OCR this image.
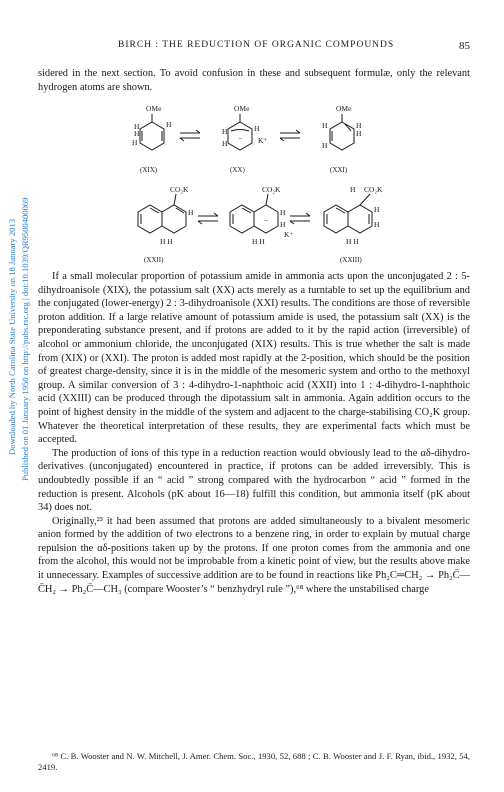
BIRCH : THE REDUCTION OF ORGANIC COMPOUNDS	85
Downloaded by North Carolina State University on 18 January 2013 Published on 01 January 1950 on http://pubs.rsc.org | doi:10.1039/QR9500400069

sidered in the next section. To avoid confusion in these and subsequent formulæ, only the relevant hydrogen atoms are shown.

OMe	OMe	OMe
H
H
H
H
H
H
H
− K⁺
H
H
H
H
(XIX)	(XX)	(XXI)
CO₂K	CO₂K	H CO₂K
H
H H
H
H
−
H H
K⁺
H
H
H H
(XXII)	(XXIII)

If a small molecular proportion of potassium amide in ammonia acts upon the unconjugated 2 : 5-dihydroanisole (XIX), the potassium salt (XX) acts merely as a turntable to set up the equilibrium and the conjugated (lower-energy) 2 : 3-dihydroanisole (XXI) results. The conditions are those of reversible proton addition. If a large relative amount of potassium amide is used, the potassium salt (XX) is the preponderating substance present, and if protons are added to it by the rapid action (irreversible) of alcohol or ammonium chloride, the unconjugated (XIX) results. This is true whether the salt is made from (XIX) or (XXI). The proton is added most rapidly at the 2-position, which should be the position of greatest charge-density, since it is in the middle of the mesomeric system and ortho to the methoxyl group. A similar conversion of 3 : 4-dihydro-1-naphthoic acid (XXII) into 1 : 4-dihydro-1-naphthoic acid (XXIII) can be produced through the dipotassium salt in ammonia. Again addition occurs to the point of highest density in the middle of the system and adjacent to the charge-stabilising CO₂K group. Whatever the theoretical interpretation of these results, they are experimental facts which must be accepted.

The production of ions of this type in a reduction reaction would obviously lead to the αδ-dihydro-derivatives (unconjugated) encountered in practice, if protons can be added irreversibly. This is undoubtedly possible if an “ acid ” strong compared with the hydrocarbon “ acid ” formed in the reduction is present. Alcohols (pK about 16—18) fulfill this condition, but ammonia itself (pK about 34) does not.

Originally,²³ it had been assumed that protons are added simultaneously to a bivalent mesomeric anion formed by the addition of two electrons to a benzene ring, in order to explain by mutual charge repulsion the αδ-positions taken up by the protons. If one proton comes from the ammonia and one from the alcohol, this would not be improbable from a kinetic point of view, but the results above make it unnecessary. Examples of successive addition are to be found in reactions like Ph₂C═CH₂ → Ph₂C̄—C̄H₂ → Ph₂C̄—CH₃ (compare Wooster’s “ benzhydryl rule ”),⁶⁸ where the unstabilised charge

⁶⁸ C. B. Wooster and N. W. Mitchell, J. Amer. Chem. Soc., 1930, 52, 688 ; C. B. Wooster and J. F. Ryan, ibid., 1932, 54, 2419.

SHORT EXERCISE: Every entry must be written out exactly, with all pictures left out.

TASK OUTPUT:
OCR this image.
BIRCH : THE REDUCTION OF ORGANIC COMPOUNDS	85
Downloaded by North Carolina State University on 18 January 2013 Published on 01 January 1950 on http://pubs.rsc.org | doi:10.1039/QR9500400069

sidered in the next section. To avoid confusion in these and subsequent formulæ, only the relevant hydrogen atoms are shown.

OMe	OMe	OMe
H
H
H
H
H
H
H
− K⁺
H
H
H
H
(XIX)	(XX)	(XXI)
CO₂K	CO₂K	H CO₂K
H
H H
H
H
−
H H
K⁺
H
H
H H
(XXII)	(XXIII)

If a small molecular proportion of potassium amide in ammonia acts upon the unconjugated 2 : 5-dihydroanisole (XIX), the potassium salt (XX) acts merely as a turntable to set up the equilibrium and the conjugated (lower-energy) 2 : 3-dihydroanisole (XXI) results. The conditions are those of reversible proton addition. If a large relative amount of potassium amide is used, the potassium salt (XX) is the preponderating substance present, and if protons are added to it by the rapid action (irreversible) of alcohol or ammonium chloride, the unconjugated (XIX) results. This is true whether the salt is made from (XIX) or (XXI). The proton is added most rapidly at the 2-position, which should be the position of greatest charge-density, since it is in the middle of the mesomeric system and ortho to the methoxyl group. A similar conversion of 3 : 4-dihydro-1-naphthoic acid (XXII) into 1 : 4-dihydro-1-naphthoic acid (XXIII) can be produced through the dipotassium salt in ammonia. Again addition occurs to the point of highest density in the middle of the system and adjacent to the charge-stabilising CO₂K group. Whatever the theoretical interpretation of these results, they are experimental facts which must be accepted.

The production of ions of this type in a reduction reaction would obviously lead to the αδ-dihydro-derivatives (unconjugated) encountered in practice, if protons can be added irreversibly. This is undoubtedly possible if an “ acid ” strong compared with the hydrocarbon “ acid ” formed in the reduction is present. Alcohols (pK about 16—18) fulfill this condition, but ammonia itself (pK about 34) does not.

Originally,²³ it had been assumed that protons are added simultaneously to a bivalent mesomeric anion formed by the addition of two electrons to a benzene ring, in order to explain by mutual charge repulsion the αδ-positions taken up by the protons. If one proton comes from the ammonia and one from the alcohol, this would not be improbable from a kinetic point of view, but the results above make it unnecessary. Examples of successive addition are to be found in reactions like Ph₂C═CH₂ → Ph₂C̄—C̄H₂ → Ph₂C̄—CH₃ (compare Wooster’s “ benzhydryl rule ”),⁶⁸ where the unstabilised charge

⁶⁸ C. B. Wooster and N. W. Mitchell, J. Amer. Chem. Soc., 1930, 52, 688 ; C. B. Wooster and J. F. Ryan, ibid., 1932, 54, 2419.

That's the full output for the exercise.